- _Exercise brief_
An exact reproduction of the records is required, with all images left out.

■ ■ ■ ■ ■ ■ ■

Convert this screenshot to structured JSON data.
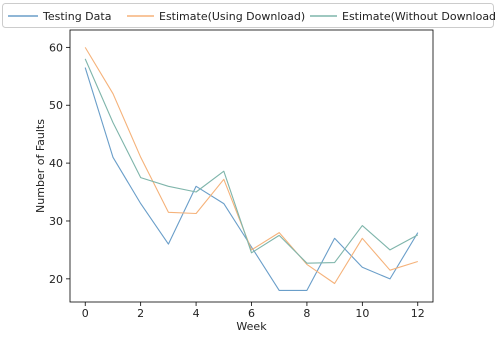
{
  "chart_data": {
    "type": "line",
    "xlabel": "Week",
    "ylabel": "Number of Faults",
    "xlim": [
      -0.55,
      12.55
    ],
    "ylim": [
      16,
      63
    ],
    "xticks": [
      "0",
      "2",
      "4",
      "6",
      "8",
      "10",
      "12"
    ],
    "yticks": [
      "20",
      "30",
      "40",
      "50",
      "60"
    ],
    "grid": false,
    "legend_position": "top",
    "x": [
      0,
      1,
      2,
      3,
      4,
      5,
      6,
      7,
      8,
      9,
      10,
      11,
      12
    ],
    "series": [
      {
        "name": "Testing Data",
        "color": "#6a9ec9",
        "values": [
          56.5,
          41,
          33,
          26,
          36,
          33,
          25.5,
          18,
          18,
          27,
          22,
          20,
          28
        ]
      },
      {
        "name": "Estimate(Using Download)",
        "color": "#f5b27a",
        "values": [
          60,
          52,
          41,
          31.5,
          31.3,
          37.2,
          25,
          28,
          22.5,
          19.2,
          27,
          21.5,
          23
        ]
      },
      {
        "name": "Estimate(Without Download)",
        "color": "#7fb5ab",
        "values": [
          58,
          47,
          37.5,
          36,
          35,
          38.6,
          24.5,
          27.5,
          22.7,
          22.8,
          29.2,
          25,
          27.6
        ]
      }
    ]
  }
}
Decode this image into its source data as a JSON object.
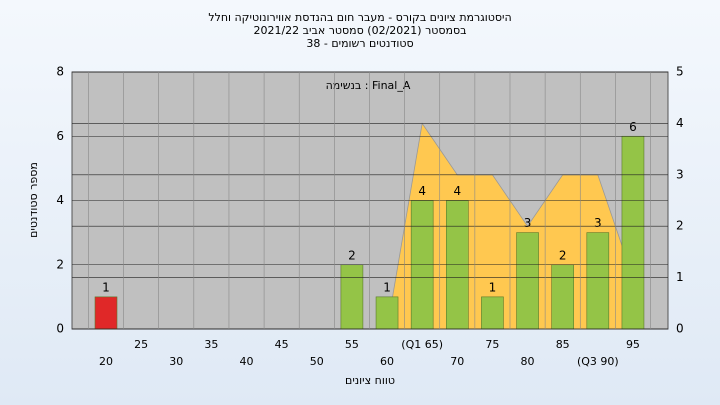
{
  "chart_data": {
    "type": "bar",
    "title": "היסטוגרמת ציונים בקורס - מעבר חום בהנדסת אווירונוטיקה וחלל",
    "subtitle": "בסמסטר (02/2021) סמסטר אביב 2021/22",
    "subtitle2": "סטודנטים רשומים - 38",
    "annotation": "בנשימה : Final_A",
    "x_label": "טווח ציונים",
    "y_label": "מספר סטודנטים",
    "categories": [
      "20",
      "25",
      "30",
      "35",
      "40",
      "45",
      "50",
      "55",
      "60",
      "(Q1 65)",
      "70",
      "75",
      "80",
      "85",
      "(Q3 90)",
      "95"
    ],
    "values": [
      1,
      0,
      0,
      0,
      0,
      0,
      0,
      2,
      1,
      4,
      4,
      1,
      3,
      2,
      3,
      6
    ],
    "bar_colors": [
      "#e02828",
      "#94c447",
      "#94c447",
      "#94c447",
      "#94c447",
      "#94c447",
      "#94c447",
      "#94c447",
      "#94c447",
      "#94c447",
      "#94c447",
      "#94c447",
      "#94c447",
      "#94c447",
      "#94c447",
      "#94c447"
    ],
    "ylim": [
      0,
      8
    ],
    "yticks": [
      0,
      2,
      4,
      6,
      8
    ],
    "y2lim": [
      0,
      5
    ],
    "y2ticks": [
      0,
      1,
      2,
      3,
      4,
      5
    ],
    "series": [
      {
        "type": "area",
        "axis": "y2",
        "color": "#ffc850",
        "values": [
          null,
          null,
          null,
          null,
          null,
          null,
          null,
          null,
          0,
          4,
          3,
          3,
          2,
          3,
          3,
          1
        ]
      }
    ],
    "grid": true
  }
}
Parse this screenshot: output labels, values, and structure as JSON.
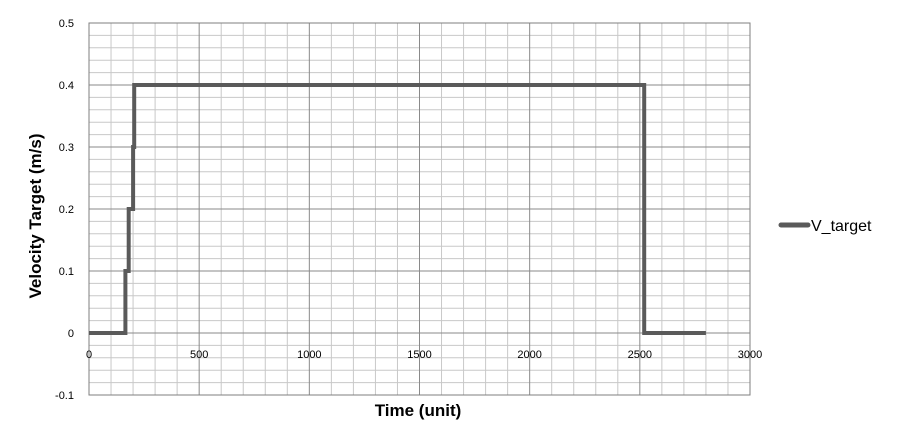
{
  "chart_data": {
    "type": "line",
    "title": "",
    "xlabel": "Time (unit)",
    "ylabel": "Velocity Target (m/s)",
    "xlim": [
      0,
      3000
    ],
    "ylim": [
      -0.1,
      0.5
    ],
    "x_major_ticks": [
      0,
      500,
      1000,
      1500,
      2000,
      2500,
      3000
    ],
    "x_minor_step": 100,
    "y_major_ticks": [
      -0.1,
      0,
      0.1,
      0.2,
      0.3,
      0.4,
      0.5
    ],
    "y_minor_step": 0.02,
    "x_tick_labels": [
      "0",
      "500",
      "1000",
      "1500",
      "2000",
      "2500",
      "3000"
    ],
    "y_tick_labels": [
      "-0.1",
      "0",
      "0.1",
      "0.2",
      "0.3",
      "0.4",
      "0.5"
    ],
    "grid": true,
    "legend_position": "right",
    "series": [
      {
        "name": "V_target",
        "color": "#5a5a5a",
        "points": [
          [
            0,
            0
          ],
          [
            165,
            0
          ],
          [
            165,
            0.1
          ],
          [
            180,
            0.1
          ],
          [
            180,
            0.2
          ],
          [
            200,
            0.2
          ],
          [
            200,
            0.3
          ],
          [
            205,
            0.3
          ],
          [
            205,
            0.4
          ],
          [
            2520,
            0.4
          ],
          [
            2520,
            0
          ],
          [
            2800,
            0
          ]
        ]
      }
    ]
  }
}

■ ■ ■ ■ ■ ■ ■

- _The completed task_
Convert this screenshot to structured JSON data.
{
  "chart_data": {
    "type": "line",
    "xlabel": "Week",
    "ylabel": "Number of Faults",
    "xlim": [
      -0.55,
      12.55
    ],
    "ylim": [
      16,
      63
    ],
    "xticks": [
      "0",
      "2",
      "4",
      "6",
      "8",
      "10",
      "12"
    ],
    "yticks": [
      "20",
      "30",
      "40",
      "50",
      "60"
    ],
    "grid": false,
    "legend_position": "top",
    "x": [
      0,
      1,
      2,
      3,
      4,
      5,
      6,
      7,
      8,
      9,
      10,
      11,
      12
    ],
    "series": [
      {
        "name": "Testing Data",
        "color": "#6a9ec9",
        "values": [
          56.5,
          41,
          33,
          26,
          36,
          33,
          25.5,
          18,
          18,
          27,
          22,
          20,
          28
        ]
      },
      {
        "name": "Estimate(Using Download)",
        "color": "#f5b27a",
        "values": [
          60,
          52,
          41,
          31.5,
          31.3,
          37.2,
          25,
          28,
          22.5,
          19.2,
          27,
          21.5,
          23
        ]
      },
      {
        "name": "Estimate(Without Download)",
        "color": "#7fb5ab",
        "values": [
          58,
          47,
          37.5,
          36,
          35,
          38.6,
          24.5,
          27.5,
          22.7,
          22.8,
          29.2,
          25,
          27.6
        ]
      }
    ]
  }
}
Decode this image into its source data as a JSON object.
{
  "chart_data": {
    "type": "bar",
    "title": "היסטוגרמת ציונים בקורס - מעבר חום בהנדסת אווירונוטיקה וחלל",
    "subtitle": "בסמסטר (02/2021) סמסטר אביב 2021/22",
    "subtitle2": "סטודנטים רשומים - 38",
    "annotation": "בנשימה : Final_A",
    "x_label": "טווח ציונים",
    "y_label": "מספר סטודנטים",
    "categories": [
      "20",
      "25",
      "30",
      "35",
      "40",
      "45",
      "50",
      "55",
      "60",
      "(Q1 65)",
      "70",
      "75",
      "80",
      "85",
      "(Q3 90)",
      "95"
    ],
    "values": [
      1,
      0,
      0,
      0,
      0,
      0,
      0,
      2,
      1,
      4,
      4,
      1,
      3,
      2,
      3,
      6
    ],
    "bar_colors": [
      "#e02828",
      "#94c447",
      "#94c447",
      "#94c447",
      "#94c447",
      "#94c447",
      "#94c447",
      "#94c447",
      "#94c447",
      "#94c447",
      "#94c447",
      "#94c447",
      "#94c447",
      "#94c447",
      "#94c447",
      "#94c447"
    ],
    "ylim": [
      0,
      8
    ],
    "yticks": [
      0,
      2,
      4,
      6,
      8
    ],
    "y2lim": [
      0,
      5
    ],
    "y2ticks": [
      0,
      1,
      2,
      3,
      4,
      5
    ],
    "series": [
      {
        "type": "area",
        "axis": "y2",
        "color": "#ffc850",
        "values": [
          null,
          null,
          null,
          null,
          null,
          null,
          null,
          null,
          0,
          4,
          3,
          3,
          2,
          3,
          3,
          1
        ]
      }
    ],
    "grid": true
  }
}
Parse this screenshot: output labels, values, and structure as JSON.
{
  "chart_data": {
    "type": "line",
    "title": "",
    "xlabel": "Time (unit)",
    "ylabel": "Velocity Target (m/s)",
    "xlim": [
      0,
      3000
    ],
    "ylim": [
      -0.1,
      0.5
    ],
    "x_major_ticks": [
      0,
      500,
      1000,
      1500,
      2000,
      2500,
      3000
    ],
    "x_minor_step": 100,
    "y_major_ticks": [
      -0.1,
      0,
      0.1,
      0.2,
      0.3,
      0.4,
      0.5
    ],
    "y_minor_step": 0.02,
    "x_tick_labels": [
      "0",
      "500",
      "1000",
      "1500",
      "2000",
      "2500",
      "3000"
    ],
    "y_tick_labels": [
      "-0.1",
      "0",
      "0.1",
      "0.2",
      "0.3",
      "0.4",
      "0.5"
    ],
    "grid": true,
    "legend_position": "right",
    "series": [
      {
        "name": "V_target",
        "color": "#5a5a5a",
        "points": [
          [
            0,
            0
          ],
          [
            165,
            0
          ],
          [
            165,
            0.1
          ],
          [
            180,
            0.1
          ],
          [
            180,
            0.2
          ],
          [
            200,
            0.2
          ],
          [
            200,
            0.3
          ],
          [
            205,
            0.3
          ],
          [
            205,
            0.4
          ],
          [
            2520,
            0.4
          ],
          [
            2520,
            0
          ],
          [
            2800,
            0
          ]
        ]
      }
    ]
  }
}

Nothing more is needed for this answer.